Given records.
********************

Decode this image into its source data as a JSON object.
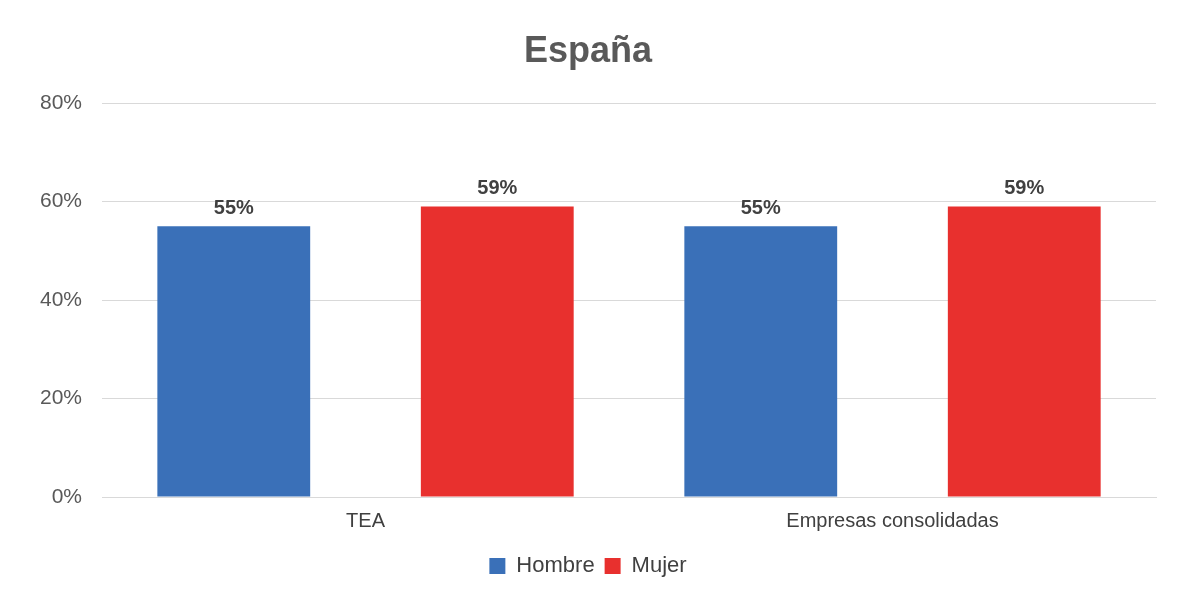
{
  "chart_data": {
    "type": "bar",
    "title": "España",
    "categories": [
      "TEA",
      "Empresas consolidadas"
    ],
    "series": [
      {
        "name": "Hombre",
        "color": "#3a70b8",
        "values": [
          55,
          55
        ],
        "value_labels": [
          "55%",
          "55%"
        ]
      },
      {
        "name": "Mujer",
        "color": "#e8302e",
        "values": [
          59,
          59
        ],
        "value_labels": [
          "59%",
          "59%"
        ]
      }
    ],
    "ylim": [
      0,
      80
    ],
    "yticks": [
      {
        "value": 0,
        "label": "0%"
      },
      {
        "value": 20,
        "label": "20%"
      },
      {
        "value": 40,
        "label": "40%"
      },
      {
        "value": 60,
        "label": "60%"
      },
      {
        "value": 80,
        "label": "80%"
      }
    ],
    "grid": "y",
    "legend": "bottom"
  }
}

********************

Work to do. Output the records above exactly as they are, leaving out the pictures.

Task output.
Decode this image into its source data as a JSON object.
{
  "chart_data": {
    "type": "bar",
    "title": "España",
    "categories": [
      "TEA",
      "Empresas consolidadas"
    ],
    "series": [
      {
        "name": "Hombre",
        "color": "#3a70b8",
        "values": [
          55,
          55
        ],
        "value_labels": [
          "55%",
          "55%"
        ]
      },
      {
        "name": "Mujer",
        "color": "#e8302e",
        "values": [
          59,
          59
        ],
        "value_labels": [
          "59%",
          "59%"
        ]
      }
    ],
    "ylim": [
      0,
      80
    ],
    "yticks": [
      {
        "value": 0,
        "label": "0%"
      },
      {
        "value": 20,
        "label": "20%"
      },
      {
        "value": 40,
        "label": "40%"
      },
      {
        "value": 60,
        "label": "60%"
      },
      {
        "value": 80,
        "label": "80%"
      }
    ],
    "grid": "y",
    "legend": "bottom"
  }
}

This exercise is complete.